To be done = State the number of lines in these records holding "Based". Say nothing more.

Data to process =
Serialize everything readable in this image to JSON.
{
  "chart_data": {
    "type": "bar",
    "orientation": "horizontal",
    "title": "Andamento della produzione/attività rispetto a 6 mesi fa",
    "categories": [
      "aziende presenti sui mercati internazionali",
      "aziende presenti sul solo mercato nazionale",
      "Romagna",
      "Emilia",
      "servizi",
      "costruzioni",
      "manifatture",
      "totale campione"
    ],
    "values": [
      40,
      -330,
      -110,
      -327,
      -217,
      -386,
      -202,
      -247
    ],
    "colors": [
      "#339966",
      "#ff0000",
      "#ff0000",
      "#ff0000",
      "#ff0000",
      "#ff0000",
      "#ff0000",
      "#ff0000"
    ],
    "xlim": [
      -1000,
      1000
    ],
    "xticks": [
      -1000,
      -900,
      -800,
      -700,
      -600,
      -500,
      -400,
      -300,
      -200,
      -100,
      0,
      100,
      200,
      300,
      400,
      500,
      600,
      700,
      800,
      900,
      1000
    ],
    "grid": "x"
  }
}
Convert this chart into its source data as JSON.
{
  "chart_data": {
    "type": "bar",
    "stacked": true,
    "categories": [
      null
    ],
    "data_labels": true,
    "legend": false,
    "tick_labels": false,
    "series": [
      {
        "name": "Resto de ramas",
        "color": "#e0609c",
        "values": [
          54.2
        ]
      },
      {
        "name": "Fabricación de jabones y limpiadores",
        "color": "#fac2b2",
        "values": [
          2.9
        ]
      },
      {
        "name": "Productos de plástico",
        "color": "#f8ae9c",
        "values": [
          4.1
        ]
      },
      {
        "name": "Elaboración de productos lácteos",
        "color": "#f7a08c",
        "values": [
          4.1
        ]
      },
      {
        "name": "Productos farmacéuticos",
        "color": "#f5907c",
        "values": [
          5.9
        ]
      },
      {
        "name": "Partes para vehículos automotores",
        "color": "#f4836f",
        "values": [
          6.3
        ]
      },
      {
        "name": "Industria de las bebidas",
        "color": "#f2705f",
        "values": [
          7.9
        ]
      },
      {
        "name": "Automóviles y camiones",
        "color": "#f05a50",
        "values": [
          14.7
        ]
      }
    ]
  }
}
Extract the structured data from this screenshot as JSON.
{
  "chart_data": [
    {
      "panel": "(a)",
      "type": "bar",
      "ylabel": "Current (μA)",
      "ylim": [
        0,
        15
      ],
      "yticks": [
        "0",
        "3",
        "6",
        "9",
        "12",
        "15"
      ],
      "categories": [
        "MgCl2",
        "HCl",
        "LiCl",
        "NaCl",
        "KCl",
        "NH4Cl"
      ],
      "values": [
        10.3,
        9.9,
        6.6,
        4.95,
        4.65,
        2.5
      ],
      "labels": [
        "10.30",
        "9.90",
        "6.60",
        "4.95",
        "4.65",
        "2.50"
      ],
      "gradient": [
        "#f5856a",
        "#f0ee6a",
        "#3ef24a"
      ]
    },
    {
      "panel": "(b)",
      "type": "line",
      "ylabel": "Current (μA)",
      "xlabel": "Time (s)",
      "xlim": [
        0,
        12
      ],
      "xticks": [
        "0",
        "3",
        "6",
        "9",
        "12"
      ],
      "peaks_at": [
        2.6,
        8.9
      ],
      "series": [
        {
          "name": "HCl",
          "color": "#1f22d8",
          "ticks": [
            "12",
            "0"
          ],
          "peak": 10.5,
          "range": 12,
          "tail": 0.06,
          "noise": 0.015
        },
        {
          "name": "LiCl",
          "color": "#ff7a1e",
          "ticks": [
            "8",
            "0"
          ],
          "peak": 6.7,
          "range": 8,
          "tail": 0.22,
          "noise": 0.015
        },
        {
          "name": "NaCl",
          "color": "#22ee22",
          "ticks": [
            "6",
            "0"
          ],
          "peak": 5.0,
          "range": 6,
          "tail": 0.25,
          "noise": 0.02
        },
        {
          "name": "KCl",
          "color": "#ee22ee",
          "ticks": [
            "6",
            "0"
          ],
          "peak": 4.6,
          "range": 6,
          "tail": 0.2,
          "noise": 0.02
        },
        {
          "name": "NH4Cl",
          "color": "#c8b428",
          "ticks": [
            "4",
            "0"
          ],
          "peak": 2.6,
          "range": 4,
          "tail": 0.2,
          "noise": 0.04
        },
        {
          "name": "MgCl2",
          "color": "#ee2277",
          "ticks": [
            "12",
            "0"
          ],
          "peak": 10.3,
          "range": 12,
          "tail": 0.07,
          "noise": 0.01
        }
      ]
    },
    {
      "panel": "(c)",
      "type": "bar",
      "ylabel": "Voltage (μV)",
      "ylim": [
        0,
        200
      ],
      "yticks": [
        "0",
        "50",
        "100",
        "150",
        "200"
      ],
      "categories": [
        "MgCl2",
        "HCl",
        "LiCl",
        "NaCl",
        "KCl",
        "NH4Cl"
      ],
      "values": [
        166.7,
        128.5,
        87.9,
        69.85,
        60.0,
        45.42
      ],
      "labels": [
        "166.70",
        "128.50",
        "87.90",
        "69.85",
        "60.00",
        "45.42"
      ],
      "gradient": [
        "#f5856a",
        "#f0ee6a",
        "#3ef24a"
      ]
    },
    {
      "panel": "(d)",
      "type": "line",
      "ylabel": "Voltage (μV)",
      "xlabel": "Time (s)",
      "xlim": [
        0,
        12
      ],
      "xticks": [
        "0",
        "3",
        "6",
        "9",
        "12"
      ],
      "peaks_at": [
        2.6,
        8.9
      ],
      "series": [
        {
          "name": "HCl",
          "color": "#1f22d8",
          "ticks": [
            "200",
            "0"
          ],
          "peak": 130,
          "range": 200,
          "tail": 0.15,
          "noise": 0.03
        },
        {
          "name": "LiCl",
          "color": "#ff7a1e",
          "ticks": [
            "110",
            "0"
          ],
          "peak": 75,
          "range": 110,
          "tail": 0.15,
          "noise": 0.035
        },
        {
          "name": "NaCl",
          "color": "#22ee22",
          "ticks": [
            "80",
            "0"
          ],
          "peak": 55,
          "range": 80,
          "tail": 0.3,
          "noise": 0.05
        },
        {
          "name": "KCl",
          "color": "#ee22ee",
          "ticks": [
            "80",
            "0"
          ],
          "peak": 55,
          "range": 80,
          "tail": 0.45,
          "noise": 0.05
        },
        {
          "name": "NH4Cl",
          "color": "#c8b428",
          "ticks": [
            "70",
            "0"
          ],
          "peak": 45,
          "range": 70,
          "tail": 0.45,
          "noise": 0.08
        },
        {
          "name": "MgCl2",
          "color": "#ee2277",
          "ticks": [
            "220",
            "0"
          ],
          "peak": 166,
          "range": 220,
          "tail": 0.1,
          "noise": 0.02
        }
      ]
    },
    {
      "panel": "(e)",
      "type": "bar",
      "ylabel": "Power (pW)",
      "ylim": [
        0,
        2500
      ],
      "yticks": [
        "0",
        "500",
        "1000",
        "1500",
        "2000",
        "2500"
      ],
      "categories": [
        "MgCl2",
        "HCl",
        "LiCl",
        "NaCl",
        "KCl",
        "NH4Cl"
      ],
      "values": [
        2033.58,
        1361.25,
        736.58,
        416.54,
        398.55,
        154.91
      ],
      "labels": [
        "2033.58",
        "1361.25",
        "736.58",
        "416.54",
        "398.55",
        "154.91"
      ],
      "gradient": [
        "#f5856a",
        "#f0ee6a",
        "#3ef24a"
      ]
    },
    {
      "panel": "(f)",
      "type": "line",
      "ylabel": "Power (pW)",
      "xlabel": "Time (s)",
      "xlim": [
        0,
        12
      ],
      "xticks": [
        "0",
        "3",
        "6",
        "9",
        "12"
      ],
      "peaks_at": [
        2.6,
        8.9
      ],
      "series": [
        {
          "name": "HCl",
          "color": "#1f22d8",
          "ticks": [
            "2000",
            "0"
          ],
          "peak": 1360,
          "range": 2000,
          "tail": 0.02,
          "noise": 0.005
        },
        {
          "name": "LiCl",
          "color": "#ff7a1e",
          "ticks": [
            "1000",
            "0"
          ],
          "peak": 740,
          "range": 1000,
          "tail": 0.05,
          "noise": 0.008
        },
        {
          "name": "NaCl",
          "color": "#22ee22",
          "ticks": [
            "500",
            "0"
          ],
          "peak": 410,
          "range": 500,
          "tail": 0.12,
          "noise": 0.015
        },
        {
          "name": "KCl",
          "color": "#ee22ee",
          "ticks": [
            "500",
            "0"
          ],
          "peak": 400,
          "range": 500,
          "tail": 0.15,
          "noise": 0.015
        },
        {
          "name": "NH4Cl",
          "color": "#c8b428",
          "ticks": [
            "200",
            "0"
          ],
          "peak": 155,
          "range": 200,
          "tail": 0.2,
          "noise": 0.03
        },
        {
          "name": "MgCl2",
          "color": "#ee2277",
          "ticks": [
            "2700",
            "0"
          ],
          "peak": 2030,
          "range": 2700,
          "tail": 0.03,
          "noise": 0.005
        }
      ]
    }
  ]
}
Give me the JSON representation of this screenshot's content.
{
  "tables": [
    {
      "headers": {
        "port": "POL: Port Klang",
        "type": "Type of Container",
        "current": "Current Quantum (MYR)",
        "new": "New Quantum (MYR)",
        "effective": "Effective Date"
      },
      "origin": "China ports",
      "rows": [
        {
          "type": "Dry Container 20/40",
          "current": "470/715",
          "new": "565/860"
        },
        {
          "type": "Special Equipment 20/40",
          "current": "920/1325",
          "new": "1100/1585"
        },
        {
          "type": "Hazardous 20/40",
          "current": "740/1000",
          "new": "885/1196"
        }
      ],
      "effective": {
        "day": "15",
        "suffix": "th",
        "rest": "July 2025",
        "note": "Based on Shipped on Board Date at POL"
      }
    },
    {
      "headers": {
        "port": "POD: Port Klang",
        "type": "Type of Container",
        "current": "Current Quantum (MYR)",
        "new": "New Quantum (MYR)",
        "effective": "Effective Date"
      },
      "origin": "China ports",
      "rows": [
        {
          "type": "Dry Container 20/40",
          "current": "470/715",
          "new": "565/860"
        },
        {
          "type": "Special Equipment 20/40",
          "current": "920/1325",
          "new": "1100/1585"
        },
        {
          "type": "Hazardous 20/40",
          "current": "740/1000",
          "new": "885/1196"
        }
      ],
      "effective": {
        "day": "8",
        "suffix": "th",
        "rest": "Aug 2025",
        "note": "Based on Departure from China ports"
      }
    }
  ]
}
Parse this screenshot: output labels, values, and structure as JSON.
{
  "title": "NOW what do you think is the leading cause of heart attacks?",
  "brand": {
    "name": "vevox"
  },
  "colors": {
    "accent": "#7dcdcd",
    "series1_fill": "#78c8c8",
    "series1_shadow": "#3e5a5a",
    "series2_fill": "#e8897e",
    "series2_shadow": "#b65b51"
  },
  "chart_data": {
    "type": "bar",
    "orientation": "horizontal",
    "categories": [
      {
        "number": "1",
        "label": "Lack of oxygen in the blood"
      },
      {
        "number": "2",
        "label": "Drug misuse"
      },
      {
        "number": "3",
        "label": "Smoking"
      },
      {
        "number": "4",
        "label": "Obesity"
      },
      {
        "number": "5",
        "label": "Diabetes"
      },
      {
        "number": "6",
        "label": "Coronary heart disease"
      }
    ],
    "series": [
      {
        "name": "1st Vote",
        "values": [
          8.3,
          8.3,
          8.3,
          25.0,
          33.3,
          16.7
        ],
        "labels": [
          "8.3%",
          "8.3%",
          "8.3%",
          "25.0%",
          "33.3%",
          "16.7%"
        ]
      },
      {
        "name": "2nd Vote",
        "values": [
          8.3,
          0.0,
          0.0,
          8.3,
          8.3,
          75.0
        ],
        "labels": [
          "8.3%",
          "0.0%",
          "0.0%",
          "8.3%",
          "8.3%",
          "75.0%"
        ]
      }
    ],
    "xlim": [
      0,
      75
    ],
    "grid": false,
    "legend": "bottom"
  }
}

Finished task = 2